Can you print the data exactly and leave out each image?

[start]

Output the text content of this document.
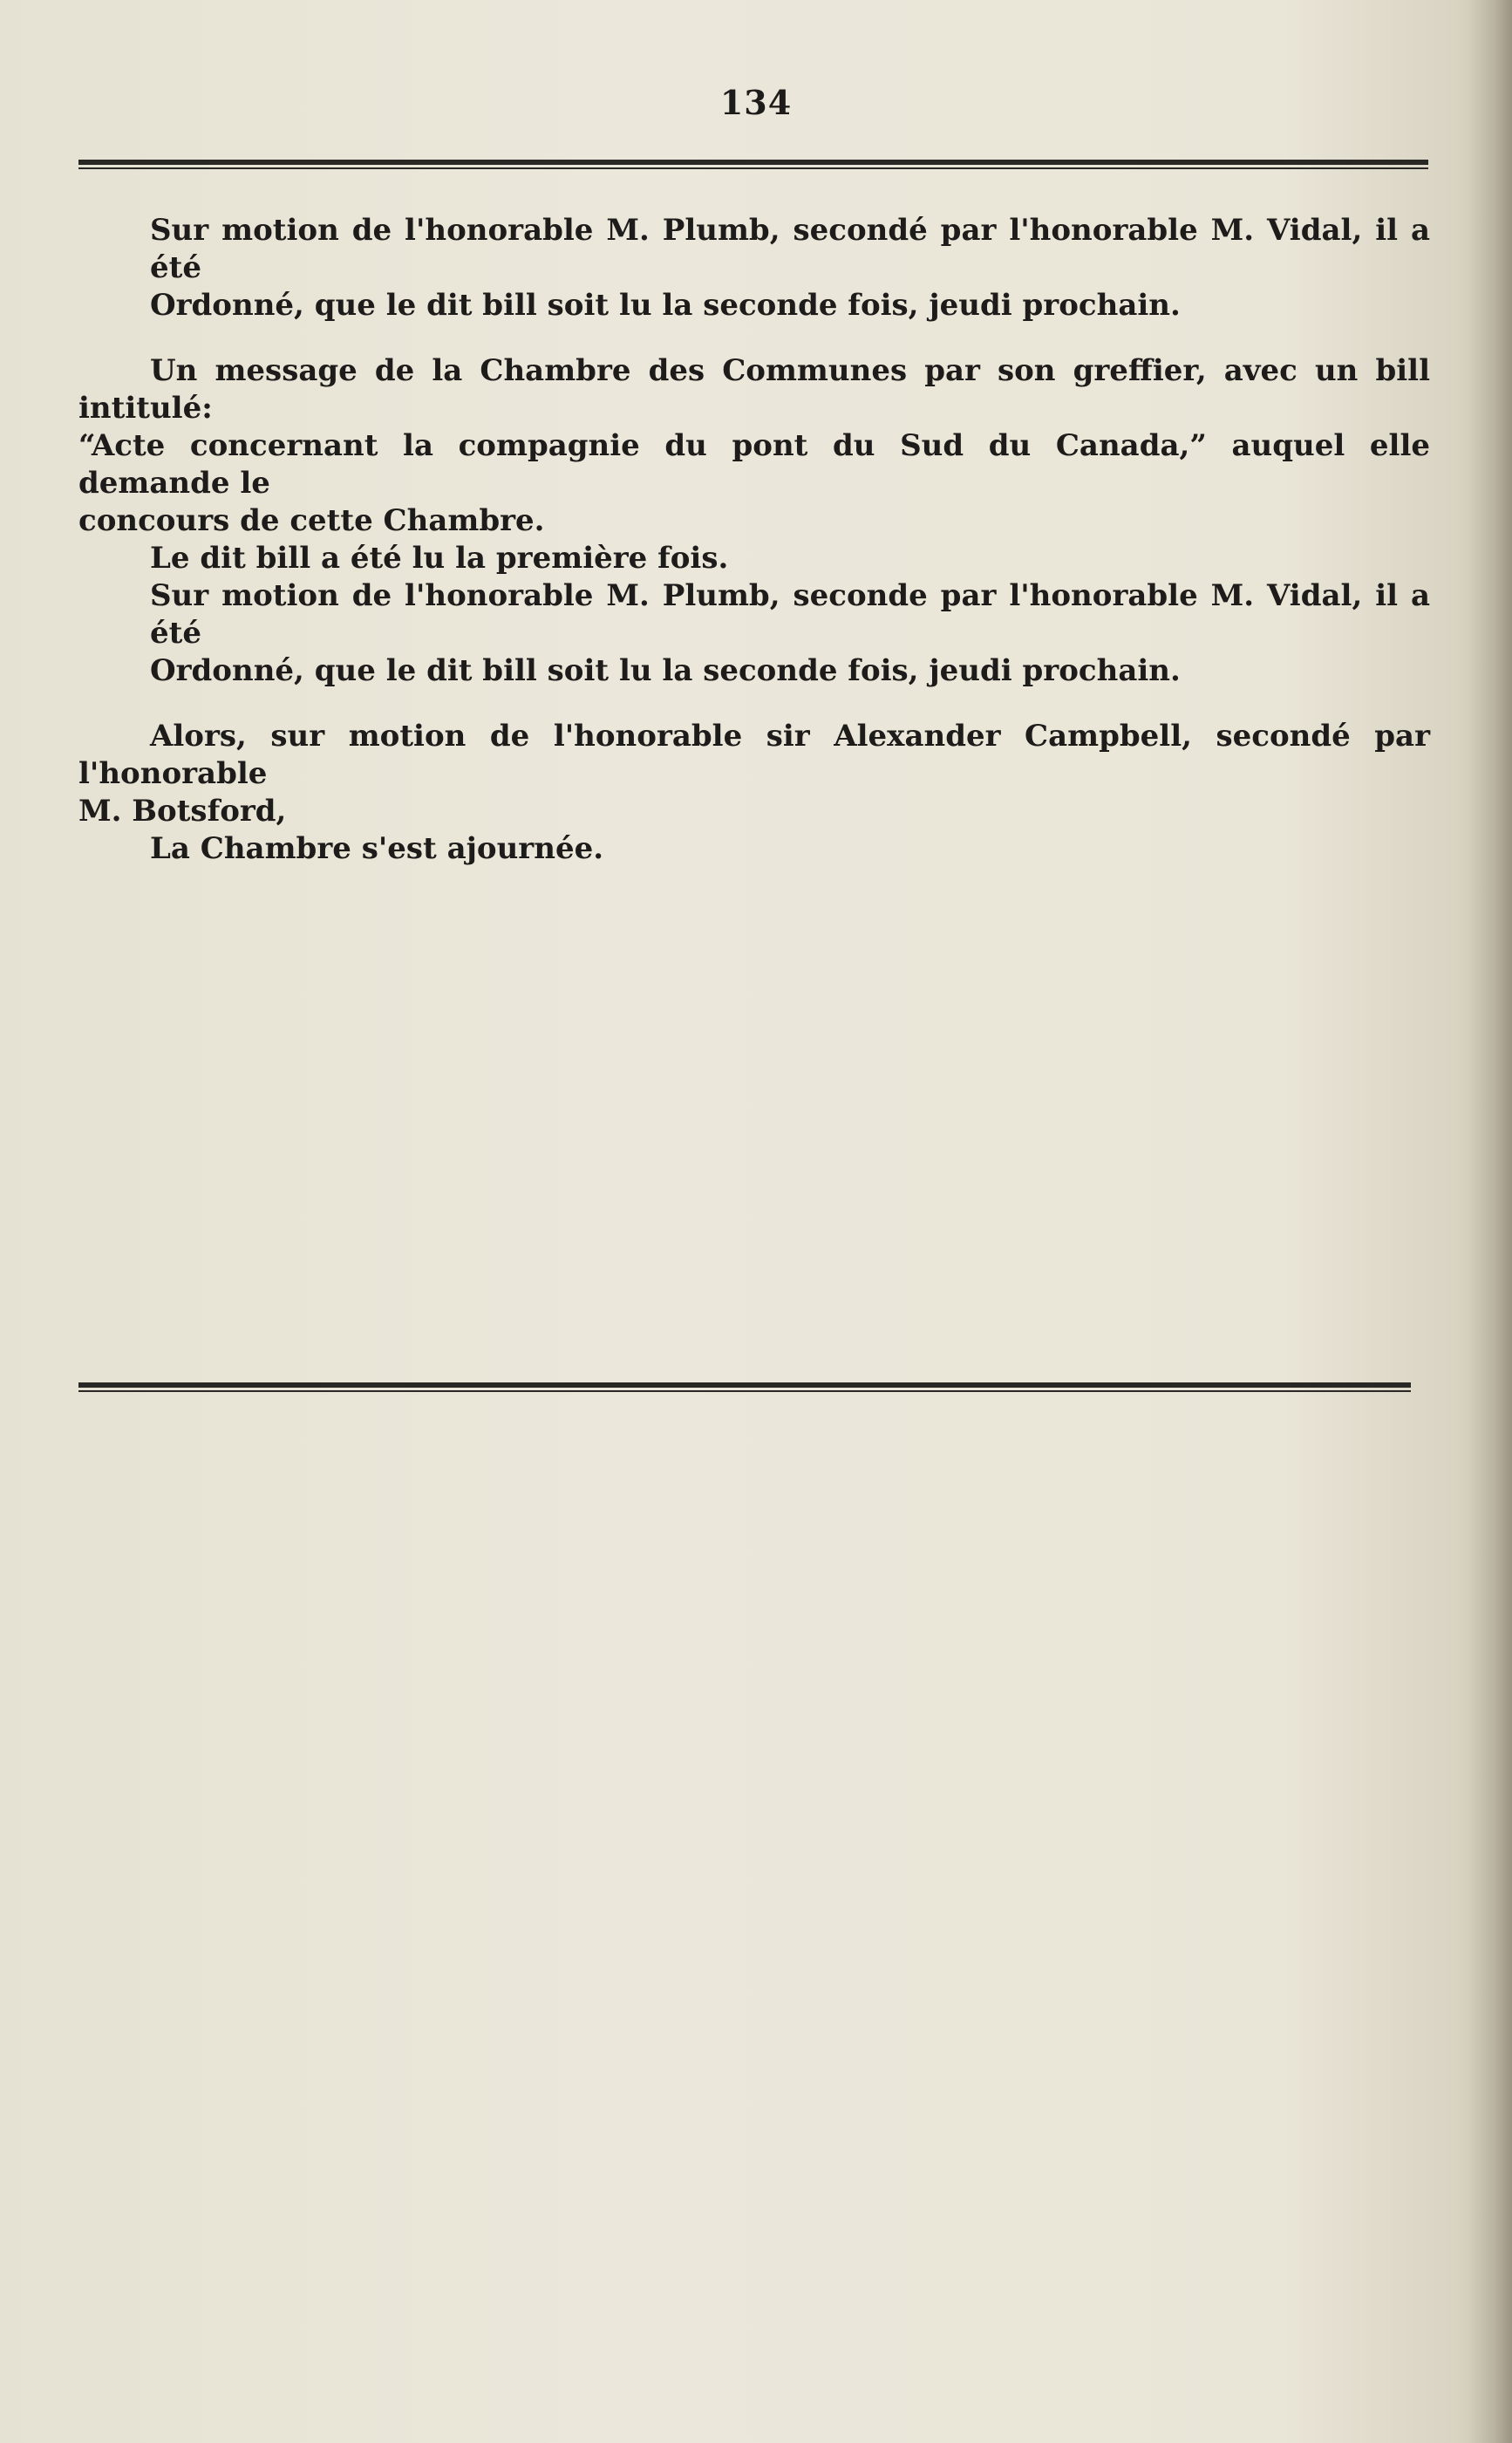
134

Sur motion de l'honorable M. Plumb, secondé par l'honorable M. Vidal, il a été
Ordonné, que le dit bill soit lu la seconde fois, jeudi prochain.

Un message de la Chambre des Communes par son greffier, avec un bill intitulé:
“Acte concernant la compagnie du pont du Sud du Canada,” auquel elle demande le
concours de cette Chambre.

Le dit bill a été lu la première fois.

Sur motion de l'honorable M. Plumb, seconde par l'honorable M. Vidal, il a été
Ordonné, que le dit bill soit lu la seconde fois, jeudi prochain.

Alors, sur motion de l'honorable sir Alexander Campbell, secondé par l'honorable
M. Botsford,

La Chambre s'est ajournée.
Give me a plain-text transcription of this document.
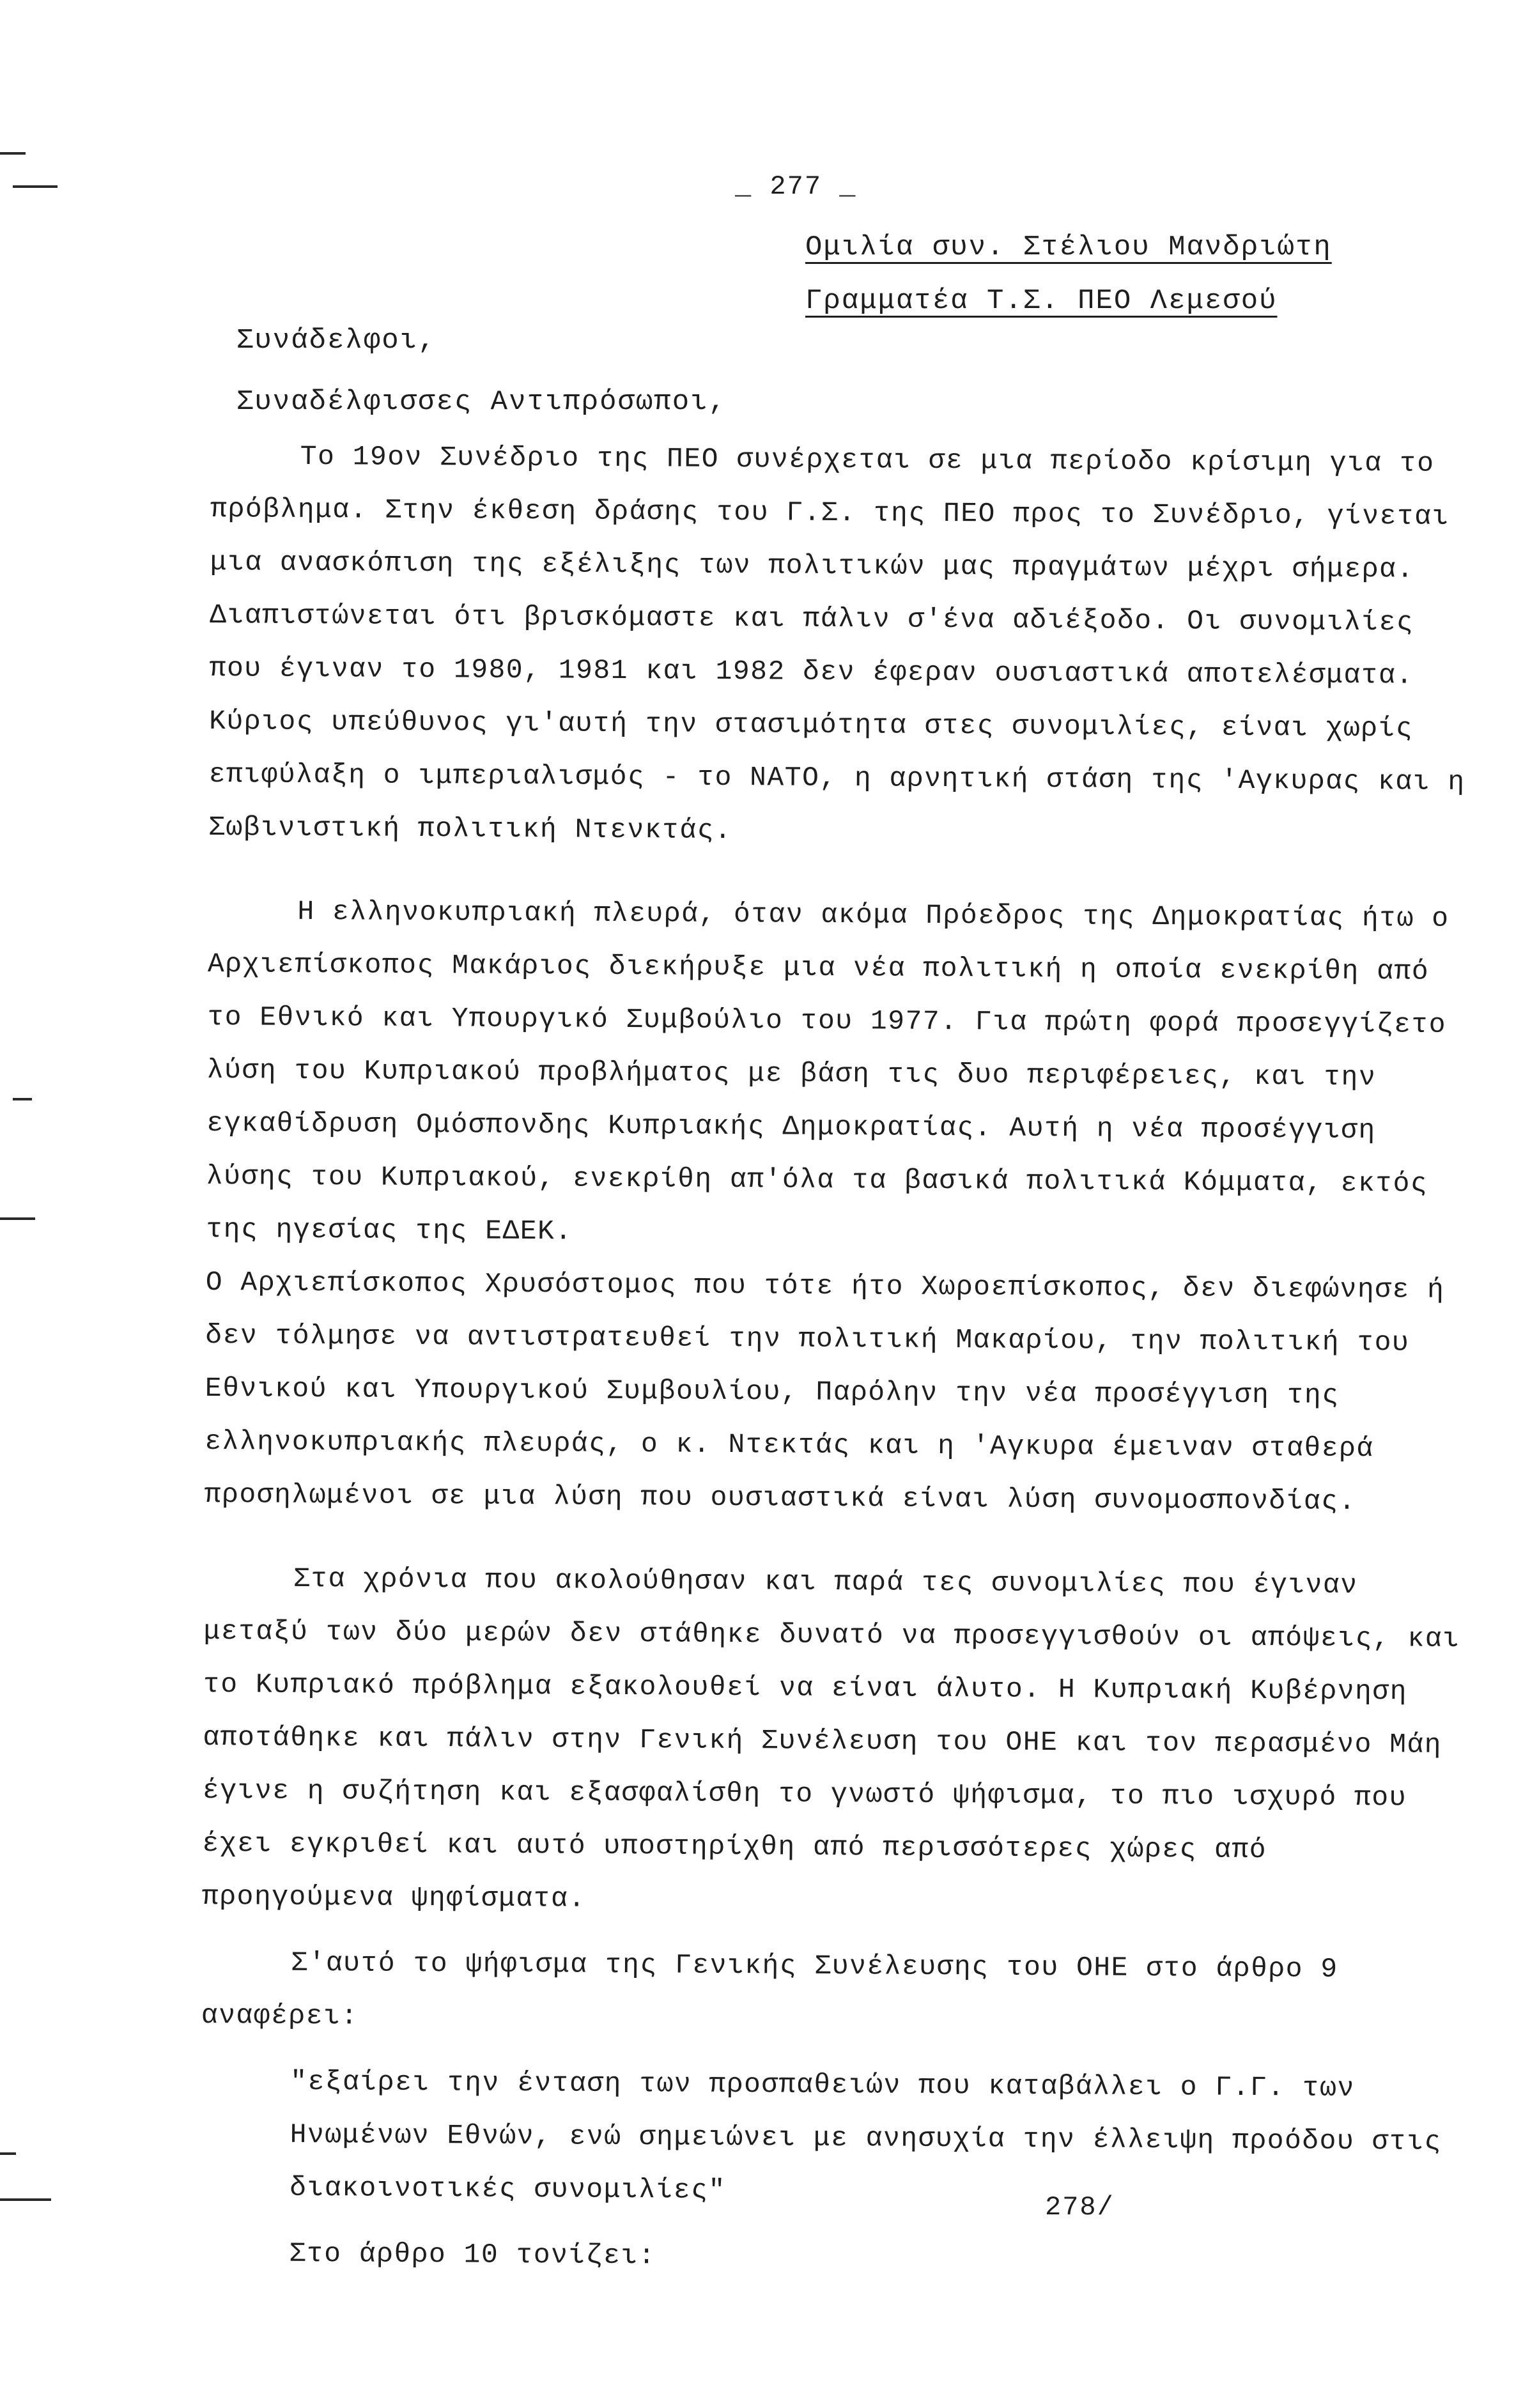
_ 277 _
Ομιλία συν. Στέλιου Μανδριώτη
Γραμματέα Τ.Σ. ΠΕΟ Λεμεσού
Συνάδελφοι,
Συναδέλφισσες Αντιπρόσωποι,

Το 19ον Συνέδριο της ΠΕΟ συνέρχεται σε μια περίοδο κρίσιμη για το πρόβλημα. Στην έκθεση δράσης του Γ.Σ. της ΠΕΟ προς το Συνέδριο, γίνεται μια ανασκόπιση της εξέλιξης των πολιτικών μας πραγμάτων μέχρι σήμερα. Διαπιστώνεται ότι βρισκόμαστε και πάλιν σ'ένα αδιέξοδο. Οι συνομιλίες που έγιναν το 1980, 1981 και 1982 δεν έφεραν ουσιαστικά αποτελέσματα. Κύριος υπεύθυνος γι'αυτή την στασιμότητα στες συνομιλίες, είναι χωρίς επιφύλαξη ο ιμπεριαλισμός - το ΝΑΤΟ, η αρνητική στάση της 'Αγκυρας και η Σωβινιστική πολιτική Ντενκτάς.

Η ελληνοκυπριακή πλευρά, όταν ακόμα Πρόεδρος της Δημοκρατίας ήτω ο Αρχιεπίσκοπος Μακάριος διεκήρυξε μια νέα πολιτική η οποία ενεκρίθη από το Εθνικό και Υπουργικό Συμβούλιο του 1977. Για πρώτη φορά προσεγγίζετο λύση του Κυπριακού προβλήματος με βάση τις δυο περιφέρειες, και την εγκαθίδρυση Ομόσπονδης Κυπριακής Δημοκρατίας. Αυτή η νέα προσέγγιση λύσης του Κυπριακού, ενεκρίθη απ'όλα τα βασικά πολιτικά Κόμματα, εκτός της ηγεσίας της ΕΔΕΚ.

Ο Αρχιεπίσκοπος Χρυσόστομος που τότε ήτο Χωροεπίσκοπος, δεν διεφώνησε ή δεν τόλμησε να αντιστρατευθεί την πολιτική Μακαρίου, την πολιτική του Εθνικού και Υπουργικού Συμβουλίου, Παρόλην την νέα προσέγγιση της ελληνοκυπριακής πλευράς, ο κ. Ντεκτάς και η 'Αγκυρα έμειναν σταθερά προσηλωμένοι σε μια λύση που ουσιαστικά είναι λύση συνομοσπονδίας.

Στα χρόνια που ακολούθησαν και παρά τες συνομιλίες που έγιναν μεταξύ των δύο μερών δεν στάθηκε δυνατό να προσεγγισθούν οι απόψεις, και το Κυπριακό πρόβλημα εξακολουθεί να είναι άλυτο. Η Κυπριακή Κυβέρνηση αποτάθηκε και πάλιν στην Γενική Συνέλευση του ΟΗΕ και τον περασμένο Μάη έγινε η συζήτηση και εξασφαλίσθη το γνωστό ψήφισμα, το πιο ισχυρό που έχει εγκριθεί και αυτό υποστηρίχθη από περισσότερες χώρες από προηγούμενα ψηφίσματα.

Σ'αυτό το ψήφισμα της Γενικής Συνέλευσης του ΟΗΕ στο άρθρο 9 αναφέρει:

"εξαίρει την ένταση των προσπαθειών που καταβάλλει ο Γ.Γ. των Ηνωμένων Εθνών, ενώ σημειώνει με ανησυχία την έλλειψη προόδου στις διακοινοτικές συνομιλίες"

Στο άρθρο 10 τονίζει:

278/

[end]

▸ THE SOLUTION
Output the text content of this document.
134

Sur motion de l'honorable M. Plumb, secondé par l'honorable M. Vidal, il a été
Ordonné, que le dit bill soit lu la seconde fois, jeudi prochain.

Un message de la Chambre des Communes par son greffier, avec un bill intitulé:
“Acte concernant la compagnie du pont du Sud du Canada,” auquel elle demande le
concours de cette Chambre.

Le dit bill a été lu la première fois.

Sur motion de l'honorable M. Plumb, seconde par l'honorable M. Vidal, il a été
Ordonné, que le dit bill soit lu la seconde fois, jeudi prochain.

Alors, sur motion de l'honorable sir Alexander Campbell, secondé par l'honorable
M. Botsford,

La Chambre s'est ajournée.
Give me a plain-text transcription of this document.
_ 277 _
Ομιλία συν. Στέλιου Μανδριώτη
Γραμματέα Τ.Σ. ΠΕΟ Λεμεσού
Συνάδελφοι,
Συναδέλφισσες Αντιπρόσωποι,

Το 19ον Συνέδριο της ΠΕΟ συνέρχεται σε μια περίοδο κρίσιμη για το πρόβλημα. Στην έκθεση δράσης του Γ.Σ. της ΠΕΟ προς το Συνέδριο, γίνεται μια ανασκόπιση της εξέλιξης των πολιτικών μας πραγμάτων μέχρι σήμερα. Διαπιστώνεται ότι βρισκόμαστε και πάλιν σ'ένα αδιέξοδο. Οι συνομιλίες που έγιναν το 1980, 1981 και 1982 δεν έφεραν ουσιαστικά αποτελέσματα. Κύριος υπεύθυνος γι'αυτή την στασιμότητα στες συνομιλίες, είναι χωρίς επιφύλαξη ο ιμπεριαλισμός - το ΝΑΤΟ, η αρνητική στάση της 'Αγκυρας και η Σωβινιστική πολιτική Ντενκτάς.

Η ελληνοκυπριακή πλευρά, όταν ακόμα Πρόεδρος της Δημοκρατίας ήτω ο Αρχιεπίσκοπος Μακάριος διεκήρυξε μια νέα πολιτική η οποία ενεκρίθη από το Εθνικό και Υπουργικό Συμβούλιο του 1977. Για πρώτη φορά προσεγγίζετο λύση του Κυπριακού προβλήματος με βάση τις δυο περιφέρειες, και την εγκαθίδρυση Ομόσπονδης Κυπριακής Δημοκρατίας. Αυτή η νέα προσέγγιση λύσης του Κυπριακού, ενεκρίθη απ'όλα τα βασικά πολιτικά Κόμματα, εκτός της ηγεσίας της ΕΔΕΚ.

Ο Αρχιεπίσκοπος Χρυσόστομος που τότε ήτο Χωροεπίσκοπος, δεν διεφώνησε ή δεν τόλμησε να αντιστρατευθεί την πολιτική Μακαρίου, την πολιτική του Εθνικού και Υπουργικού Συμβουλίου, Παρόλην την νέα προσέγγιση της ελληνοκυπριακής πλευράς, ο κ. Ντεκτάς και η 'Αγκυρα έμειναν σταθερά προσηλωμένοι σε μια λύση που ουσιαστικά είναι λύση συνομοσπονδίας.

Στα χρόνια που ακολούθησαν και παρά τες συνομιλίες που έγιναν μεταξύ των δύο μερών δεν στάθηκε δυνατό να προσεγγισθούν οι απόψεις, και το Κυπριακό πρόβλημα εξακολουθεί να είναι άλυτο. Η Κυπριακή Κυβέρνηση αποτάθηκε και πάλιν στην Γενική Συνέλευση του ΟΗΕ και τον περασμένο Μάη έγινε η συζήτηση και εξασφαλίσθη το γνωστό ψήφισμα, το πιο ισχυρό που έχει εγκριθεί και αυτό υποστηρίχθη από περισσότερες χώρες από προηγούμενα ψηφίσματα.

Σ'αυτό το ψήφισμα της Γενικής Συνέλευσης του ΟΗΕ στο άρθρο 9 αναφέρει:

"εξαίρει την ένταση των προσπαθειών που καταβάλλει ο Γ.Γ. των Ηνωμένων Εθνών, ενώ σημειώνει με ανησυχία την έλλειψη προόδου στις διακοινοτικές συνομιλίες"

Στο άρθρο 10 τονίζει:

278/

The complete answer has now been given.